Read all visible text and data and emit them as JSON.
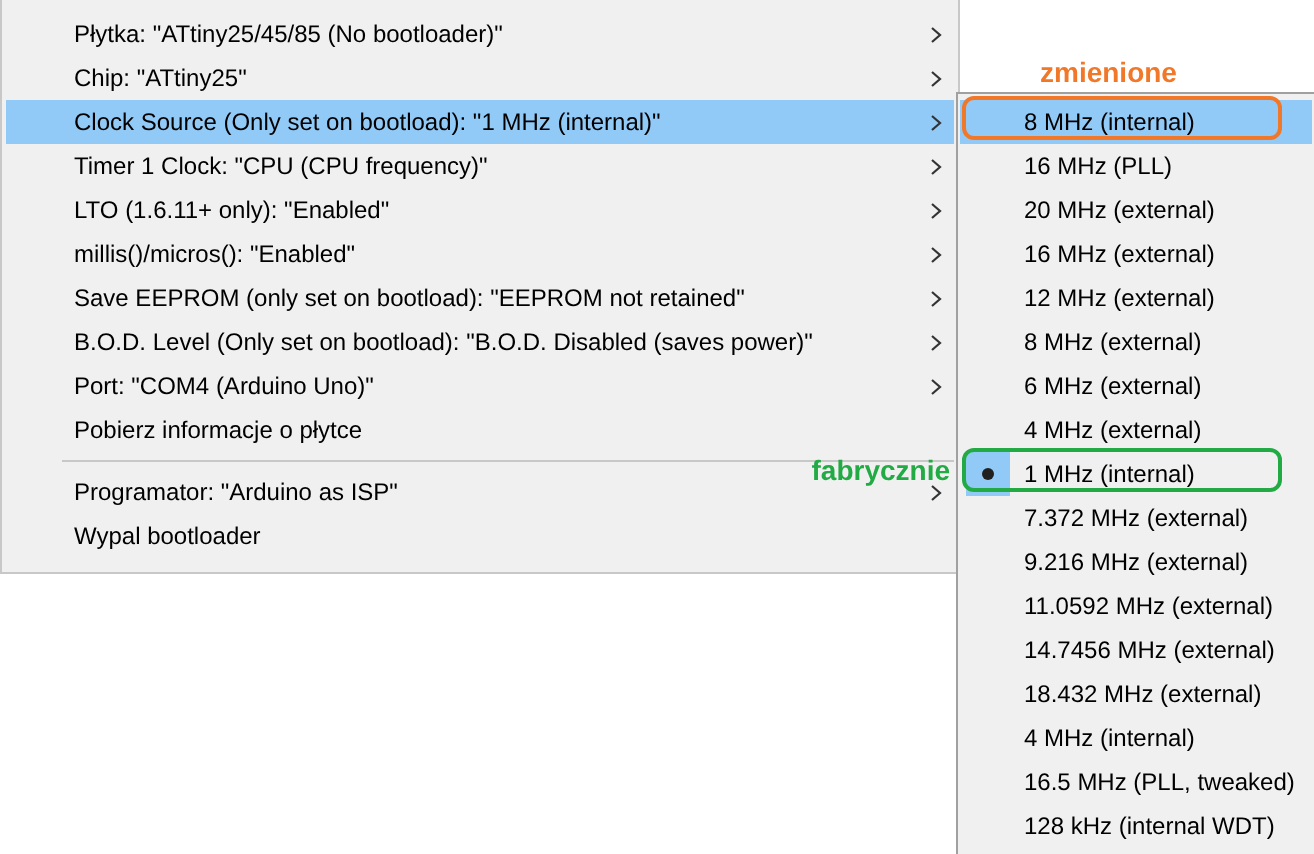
{
  "menu": {
    "items": [
      {
        "kind": "item",
        "label": "Płytka: \"ATtiny25/45/85 (No bootloader)\"",
        "submenu": true,
        "selected": false
      },
      {
        "kind": "item",
        "label": "Chip: \"ATtiny25\"",
        "submenu": true,
        "selected": false
      },
      {
        "kind": "item",
        "label": "Clock Source (Only set on bootload): \"1 MHz (internal)\"",
        "submenu": true,
        "selected": true
      },
      {
        "kind": "item",
        "label": "Timer 1 Clock: \"CPU (CPU frequency)\"",
        "submenu": true,
        "selected": false
      },
      {
        "kind": "item",
        "label": "LTO (1.6.11+ only): \"Enabled\"",
        "submenu": true,
        "selected": false
      },
      {
        "kind": "item",
        "label": "millis()/micros(): \"Enabled\"",
        "submenu": true,
        "selected": false
      },
      {
        "kind": "item",
        "label": "Save EEPROM (only set on bootload): \"EEPROM not retained\"",
        "submenu": true,
        "selected": false
      },
      {
        "kind": "item",
        "label": "B.O.D. Level (Only set on bootload): \"B.O.D. Disabled (saves power)\"",
        "submenu": true,
        "selected": false
      },
      {
        "kind": "item",
        "label": "Port: \"COM4 (Arduino Uno)\"",
        "submenu": true,
        "selected": false
      },
      {
        "kind": "item",
        "label": "Pobierz informacje o płytce",
        "submenu": false,
        "selected": false
      },
      {
        "kind": "separator"
      },
      {
        "kind": "item",
        "label": "Programator: \"Arduino as ISP\"",
        "submenu": true,
        "selected": false
      },
      {
        "kind": "item",
        "label": "Wypal bootloader",
        "submenu": false,
        "selected": false
      }
    ]
  },
  "submenu": {
    "items": [
      {
        "label": "8 MHz (internal)",
        "selected": true,
        "checked": false,
        "annotation": {
          "text": "zmienione",
          "color": "#f07828"
        }
      },
      {
        "label": "16 MHz (PLL)",
        "selected": false,
        "checked": false
      },
      {
        "label": "20 MHz (external)",
        "selected": false,
        "checked": false
      },
      {
        "label": "16 MHz (external)",
        "selected": false,
        "checked": false
      },
      {
        "label": "12 MHz (external)",
        "selected": false,
        "checked": false
      },
      {
        "label": "8 MHz (external)",
        "selected": false,
        "checked": false
      },
      {
        "label": "6 MHz (external)",
        "selected": false,
        "checked": false
      },
      {
        "label": "4 MHz (external)",
        "selected": false,
        "checked": false
      },
      {
        "label": "1 MHz (internal)",
        "selected": false,
        "checked": true,
        "annotation": {
          "text": "fabrycznie",
          "color": "#22aa44"
        }
      },
      {
        "label": "7.372 MHz (external)",
        "selected": false,
        "checked": false
      },
      {
        "label": "9.216 MHz (external)",
        "selected": false,
        "checked": false
      },
      {
        "label": "11.0592 MHz (external)",
        "selected": false,
        "checked": false
      },
      {
        "label": "14.7456 MHz (external)",
        "selected": false,
        "checked": false
      },
      {
        "label": "18.432 MHz (external)",
        "selected": false,
        "checked": false
      },
      {
        "label": "4 MHz (internal)",
        "selected": false,
        "checked": false
      },
      {
        "label": "16.5 MHz (PLL, tweaked)",
        "selected": false,
        "checked": false
      },
      {
        "label": "128 kHz (internal WDT)",
        "selected": false,
        "checked": false
      }
    ]
  }
}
-*-
[Goal]:
Copy every record above exactly, leaving out any pictures.

[Written answer]:
Read all visible text and data and emit them as JSON.
{
  "menu": {
    "items": [
      {
        "kind": "item",
        "label": "Płytka: \"ATtiny25/45/85 (No bootloader)\"",
        "submenu": true,
        "selected": false
      },
      {
        "kind": "item",
        "label": "Chip: \"ATtiny25\"",
        "submenu": true,
        "selected": false
      },
      {
        "kind": "item",
        "label": "Clock Source (Only set on bootload): \"1 MHz (internal)\"",
        "submenu": true,
        "selected": true
      },
      {
        "kind": "item",
        "label": "Timer 1 Clock: \"CPU (CPU frequency)\"",
        "submenu": true,
        "selected": false
      },
      {
        "kind": "item",
        "label": "LTO (1.6.11+ only): \"Enabled\"",
        "submenu": true,
        "selected": false
      },
      {
        "kind": "item",
        "label": "millis()/micros(): \"Enabled\"",
        "submenu": true,
        "selected": false
      },
      {
        "kind": "item",
        "label": "Save EEPROM (only set on bootload): \"EEPROM not retained\"",
        "submenu": true,
        "selected": false
      },
      {
        "kind": "item",
        "label": "B.O.D. Level (Only set on bootload): \"B.O.D. Disabled (saves power)\"",
        "submenu": true,
        "selected": false
      },
      {
        "kind": "item",
        "label": "Port: \"COM4 (Arduino Uno)\"",
        "submenu": true,
        "selected": false
      },
      {
        "kind": "item",
        "label": "Pobierz informacje o płytce",
        "submenu": false,
        "selected": false
      },
      {
        "kind": "separator"
      },
      {
        "kind": "item",
        "label": "Programator: \"Arduino as ISP\"",
        "submenu": true,
        "selected": false
      },
      {
        "kind": "item",
        "label": "Wypal bootloader",
        "submenu": false,
        "selected": false
      }
    ]
  },
  "submenu": {
    "items": [
      {
        "label": "8 MHz (internal)",
        "selected": true,
        "checked": false,
        "annotation": {
          "text": "zmienione",
          "color": "#f07828"
        }
      },
      {
        "label": "16 MHz (PLL)",
        "selected": false,
        "checked": false
      },
      {
        "label": "20 MHz (external)",
        "selected": false,
        "checked": false
      },
      {
        "label": "16 MHz (external)",
        "selected": false,
        "checked": false
      },
      {
        "label": "12 MHz (external)",
        "selected": false,
        "checked": false
      },
      {
        "label": "8 MHz (external)",
        "selected": false,
        "checked": false
      },
      {
        "label": "6 MHz (external)",
        "selected": false,
        "checked": false
      },
      {
        "label": "4 MHz (external)",
        "selected": false,
        "checked": false
      },
      {
        "label": "1 MHz (internal)",
        "selected": false,
        "checked": true,
        "annotation": {
          "text": "fabrycznie",
          "color": "#22aa44"
        }
      },
      {
        "label": "7.372 MHz (external)",
        "selected": false,
        "checked": false
      },
      {
        "label": "9.216 MHz (external)",
        "selected": false,
        "checked": false
      },
      {
        "label": "11.0592 MHz (external)",
        "selected": false,
        "checked": false
      },
      {
        "label": "14.7456 MHz (external)",
        "selected": false,
        "checked": false
      },
      {
        "label": "18.432 MHz (external)",
        "selected": false,
        "checked": false
      },
      {
        "label": "4 MHz (internal)",
        "selected": false,
        "checked": false
      },
      {
        "label": "16.5 MHz (PLL, tweaked)",
        "selected": false,
        "checked": false
      },
      {
        "label": "128 kHz (internal WDT)",
        "selected": false,
        "checked": false
      }
    ]
  }
}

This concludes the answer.